Extracts from a graphics dataset:
>>>
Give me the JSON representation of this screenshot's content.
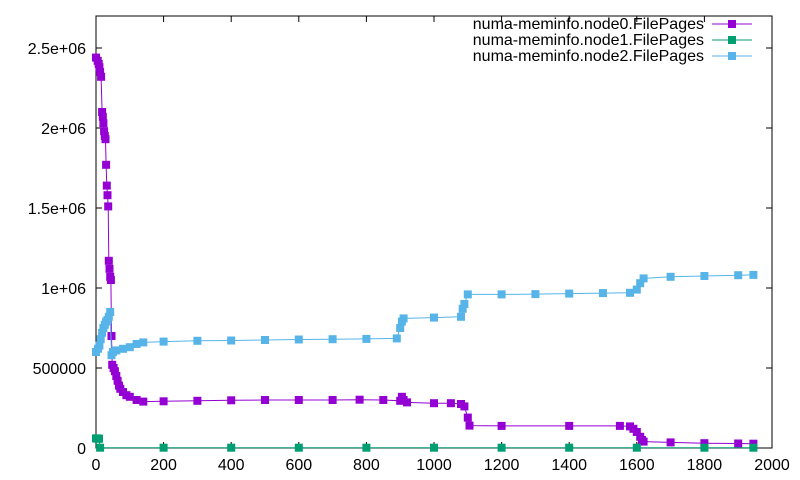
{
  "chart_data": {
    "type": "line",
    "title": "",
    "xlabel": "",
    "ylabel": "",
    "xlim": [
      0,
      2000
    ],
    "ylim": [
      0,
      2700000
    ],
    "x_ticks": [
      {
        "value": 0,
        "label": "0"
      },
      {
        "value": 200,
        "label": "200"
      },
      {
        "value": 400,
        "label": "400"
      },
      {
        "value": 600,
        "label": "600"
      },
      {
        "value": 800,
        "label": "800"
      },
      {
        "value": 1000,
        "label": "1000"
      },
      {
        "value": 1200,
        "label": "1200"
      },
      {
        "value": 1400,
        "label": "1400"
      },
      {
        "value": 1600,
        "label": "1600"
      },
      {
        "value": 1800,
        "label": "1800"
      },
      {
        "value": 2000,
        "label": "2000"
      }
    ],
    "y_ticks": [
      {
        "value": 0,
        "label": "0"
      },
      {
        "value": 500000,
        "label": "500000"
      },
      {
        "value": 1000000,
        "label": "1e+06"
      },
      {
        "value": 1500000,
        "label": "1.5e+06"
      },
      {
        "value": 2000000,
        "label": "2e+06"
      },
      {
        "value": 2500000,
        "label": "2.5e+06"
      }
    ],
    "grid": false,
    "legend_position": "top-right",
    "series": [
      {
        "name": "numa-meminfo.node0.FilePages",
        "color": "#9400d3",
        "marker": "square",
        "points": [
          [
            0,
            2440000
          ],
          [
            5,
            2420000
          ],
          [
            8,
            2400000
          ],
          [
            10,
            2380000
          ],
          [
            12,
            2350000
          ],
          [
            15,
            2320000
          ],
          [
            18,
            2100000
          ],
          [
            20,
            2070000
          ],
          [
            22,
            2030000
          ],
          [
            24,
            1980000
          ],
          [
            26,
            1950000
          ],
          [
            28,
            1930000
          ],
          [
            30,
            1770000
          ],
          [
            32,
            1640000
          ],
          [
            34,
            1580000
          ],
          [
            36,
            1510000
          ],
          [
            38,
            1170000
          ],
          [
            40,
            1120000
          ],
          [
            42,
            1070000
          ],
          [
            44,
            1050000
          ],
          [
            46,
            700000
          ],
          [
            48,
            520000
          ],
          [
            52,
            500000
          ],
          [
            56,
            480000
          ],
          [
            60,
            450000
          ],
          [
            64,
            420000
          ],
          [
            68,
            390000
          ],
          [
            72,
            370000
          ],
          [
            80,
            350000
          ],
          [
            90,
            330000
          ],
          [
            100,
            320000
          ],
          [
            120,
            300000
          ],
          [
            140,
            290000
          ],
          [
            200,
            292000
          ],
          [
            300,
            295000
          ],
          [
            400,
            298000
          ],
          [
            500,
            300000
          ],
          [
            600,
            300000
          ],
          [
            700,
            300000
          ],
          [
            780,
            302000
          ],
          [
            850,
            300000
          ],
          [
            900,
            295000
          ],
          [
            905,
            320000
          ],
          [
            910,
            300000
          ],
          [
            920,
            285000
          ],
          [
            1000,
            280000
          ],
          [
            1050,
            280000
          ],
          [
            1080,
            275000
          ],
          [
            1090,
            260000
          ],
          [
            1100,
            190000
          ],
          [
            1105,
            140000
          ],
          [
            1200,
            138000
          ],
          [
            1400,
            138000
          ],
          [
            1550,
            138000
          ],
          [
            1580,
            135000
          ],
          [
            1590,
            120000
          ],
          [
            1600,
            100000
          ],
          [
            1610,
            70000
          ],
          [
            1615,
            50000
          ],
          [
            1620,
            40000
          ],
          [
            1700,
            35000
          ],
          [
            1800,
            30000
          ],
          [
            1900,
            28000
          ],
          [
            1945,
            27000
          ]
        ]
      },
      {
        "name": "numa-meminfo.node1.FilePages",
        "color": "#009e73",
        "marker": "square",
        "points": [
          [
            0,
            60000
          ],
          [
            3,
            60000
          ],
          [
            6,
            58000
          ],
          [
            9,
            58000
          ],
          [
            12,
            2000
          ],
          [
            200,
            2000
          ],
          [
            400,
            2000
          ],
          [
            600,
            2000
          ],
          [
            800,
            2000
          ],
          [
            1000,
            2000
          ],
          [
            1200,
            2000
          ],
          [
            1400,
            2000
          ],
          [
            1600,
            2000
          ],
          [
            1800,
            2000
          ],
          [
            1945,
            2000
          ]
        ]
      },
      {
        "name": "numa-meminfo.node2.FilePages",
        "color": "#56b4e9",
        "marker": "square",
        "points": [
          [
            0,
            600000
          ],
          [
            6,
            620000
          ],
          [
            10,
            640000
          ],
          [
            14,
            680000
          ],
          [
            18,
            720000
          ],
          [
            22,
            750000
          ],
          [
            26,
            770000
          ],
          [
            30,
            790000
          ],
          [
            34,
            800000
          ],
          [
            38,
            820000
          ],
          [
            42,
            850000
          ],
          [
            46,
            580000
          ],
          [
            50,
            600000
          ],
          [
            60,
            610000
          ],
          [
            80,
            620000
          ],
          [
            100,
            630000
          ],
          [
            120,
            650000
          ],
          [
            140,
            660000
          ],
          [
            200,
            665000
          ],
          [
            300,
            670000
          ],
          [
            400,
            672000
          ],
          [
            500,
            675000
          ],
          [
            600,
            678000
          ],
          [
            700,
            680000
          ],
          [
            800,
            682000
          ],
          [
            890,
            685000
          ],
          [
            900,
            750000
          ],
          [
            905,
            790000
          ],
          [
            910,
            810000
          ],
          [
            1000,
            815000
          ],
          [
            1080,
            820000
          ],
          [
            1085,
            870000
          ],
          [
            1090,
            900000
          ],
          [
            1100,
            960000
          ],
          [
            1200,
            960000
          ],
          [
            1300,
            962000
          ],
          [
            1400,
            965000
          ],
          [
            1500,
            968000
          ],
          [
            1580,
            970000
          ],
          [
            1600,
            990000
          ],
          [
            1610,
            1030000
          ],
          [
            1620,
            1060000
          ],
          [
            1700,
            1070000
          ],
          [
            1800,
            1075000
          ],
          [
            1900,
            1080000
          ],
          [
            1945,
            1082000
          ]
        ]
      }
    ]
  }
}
<<<
What you are asked to do: Every entry above should be duplicated exactly. Do not include the images.

Completed exercise:
Give me the JSON representation of this screenshot's content.
{
  "chart_data": {
    "type": "line",
    "title": "",
    "xlabel": "",
    "ylabel": "",
    "xlim": [
      0,
      2000
    ],
    "ylim": [
      0,
      2700000
    ],
    "x_ticks": [
      {
        "value": 0,
        "label": "0"
      },
      {
        "value": 200,
        "label": "200"
      },
      {
        "value": 400,
        "label": "400"
      },
      {
        "value": 600,
        "label": "600"
      },
      {
        "value": 800,
        "label": "800"
      },
      {
        "value": 1000,
        "label": "1000"
      },
      {
        "value": 1200,
        "label": "1200"
      },
      {
        "value": 1400,
        "label": "1400"
      },
      {
        "value": 1600,
        "label": "1600"
      },
      {
        "value": 1800,
        "label": "1800"
      },
      {
        "value": 2000,
        "label": "2000"
      }
    ],
    "y_ticks": [
      {
        "value": 0,
        "label": "0"
      },
      {
        "value": 500000,
        "label": "500000"
      },
      {
        "value": 1000000,
        "label": "1e+06"
      },
      {
        "value": 1500000,
        "label": "1.5e+06"
      },
      {
        "value": 2000000,
        "label": "2e+06"
      },
      {
        "value": 2500000,
        "label": "2.5e+06"
      }
    ],
    "grid": false,
    "legend_position": "top-right",
    "series": [
      {
        "name": "numa-meminfo.node0.FilePages",
        "color": "#9400d3",
        "marker": "square",
        "points": [
          [
            0,
            2440000
          ],
          [
            5,
            2420000
          ],
          [
            8,
            2400000
          ],
          [
            10,
            2380000
          ],
          [
            12,
            2350000
          ],
          [
            15,
            2320000
          ],
          [
            18,
            2100000
          ],
          [
            20,
            2070000
          ],
          [
            22,
            2030000
          ],
          [
            24,
            1980000
          ],
          [
            26,
            1950000
          ],
          [
            28,
            1930000
          ],
          [
            30,
            1770000
          ],
          [
            32,
            1640000
          ],
          [
            34,
            1580000
          ],
          [
            36,
            1510000
          ],
          [
            38,
            1170000
          ],
          [
            40,
            1120000
          ],
          [
            42,
            1070000
          ],
          [
            44,
            1050000
          ],
          [
            46,
            700000
          ],
          [
            48,
            520000
          ],
          [
            52,
            500000
          ],
          [
            56,
            480000
          ],
          [
            60,
            450000
          ],
          [
            64,
            420000
          ],
          [
            68,
            390000
          ],
          [
            72,
            370000
          ],
          [
            80,
            350000
          ],
          [
            90,
            330000
          ],
          [
            100,
            320000
          ],
          [
            120,
            300000
          ],
          [
            140,
            290000
          ],
          [
            200,
            292000
          ],
          [
            300,
            295000
          ],
          [
            400,
            298000
          ],
          [
            500,
            300000
          ],
          [
            600,
            300000
          ],
          [
            700,
            300000
          ],
          [
            780,
            302000
          ],
          [
            850,
            300000
          ],
          [
            900,
            295000
          ],
          [
            905,
            320000
          ],
          [
            910,
            300000
          ],
          [
            920,
            285000
          ],
          [
            1000,
            280000
          ],
          [
            1050,
            280000
          ],
          [
            1080,
            275000
          ],
          [
            1090,
            260000
          ],
          [
            1100,
            190000
          ],
          [
            1105,
            140000
          ],
          [
            1200,
            138000
          ],
          [
            1400,
            138000
          ],
          [
            1550,
            138000
          ],
          [
            1580,
            135000
          ],
          [
            1590,
            120000
          ],
          [
            1600,
            100000
          ],
          [
            1610,
            70000
          ],
          [
            1615,
            50000
          ],
          [
            1620,
            40000
          ],
          [
            1700,
            35000
          ],
          [
            1800,
            30000
          ],
          [
            1900,
            28000
          ],
          [
            1945,
            27000
          ]
        ]
      },
      {
        "name": "numa-meminfo.node1.FilePages",
        "color": "#009e73",
        "marker": "square",
        "points": [
          [
            0,
            60000
          ],
          [
            3,
            60000
          ],
          [
            6,
            58000
          ],
          [
            9,
            58000
          ],
          [
            12,
            2000
          ],
          [
            200,
            2000
          ],
          [
            400,
            2000
          ],
          [
            600,
            2000
          ],
          [
            800,
            2000
          ],
          [
            1000,
            2000
          ],
          [
            1200,
            2000
          ],
          [
            1400,
            2000
          ],
          [
            1600,
            2000
          ],
          [
            1800,
            2000
          ],
          [
            1945,
            2000
          ]
        ]
      },
      {
        "name": "numa-meminfo.node2.FilePages",
        "color": "#56b4e9",
        "marker": "square",
        "points": [
          [
            0,
            600000
          ],
          [
            6,
            620000
          ],
          [
            10,
            640000
          ],
          [
            14,
            680000
          ],
          [
            18,
            720000
          ],
          [
            22,
            750000
          ],
          [
            26,
            770000
          ],
          [
            30,
            790000
          ],
          [
            34,
            800000
          ],
          [
            38,
            820000
          ],
          [
            42,
            850000
          ],
          [
            46,
            580000
          ],
          [
            50,
            600000
          ],
          [
            60,
            610000
          ],
          [
            80,
            620000
          ],
          [
            100,
            630000
          ],
          [
            120,
            650000
          ],
          [
            140,
            660000
          ],
          [
            200,
            665000
          ],
          [
            300,
            670000
          ],
          [
            400,
            672000
          ],
          [
            500,
            675000
          ],
          [
            600,
            678000
          ],
          [
            700,
            680000
          ],
          [
            800,
            682000
          ],
          [
            890,
            685000
          ],
          [
            900,
            750000
          ],
          [
            905,
            790000
          ],
          [
            910,
            810000
          ],
          [
            1000,
            815000
          ],
          [
            1080,
            820000
          ],
          [
            1085,
            870000
          ],
          [
            1090,
            900000
          ],
          [
            1100,
            960000
          ],
          [
            1200,
            960000
          ],
          [
            1300,
            962000
          ],
          [
            1400,
            965000
          ],
          [
            1500,
            968000
          ],
          [
            1580,
            970000
          ],
          [
            1600,
            990000
          ],
          [
            1610,
            1030000
          ],
          [
            1620,
            1060000
          ],
          [
            1700,
            1070000
          ],
          [
            1800,
            1075000
          ],
          [
            1900,
            1080000
          ],
          [
            1945,
            1082000
          ]
        ]
      }
    ]
  }
}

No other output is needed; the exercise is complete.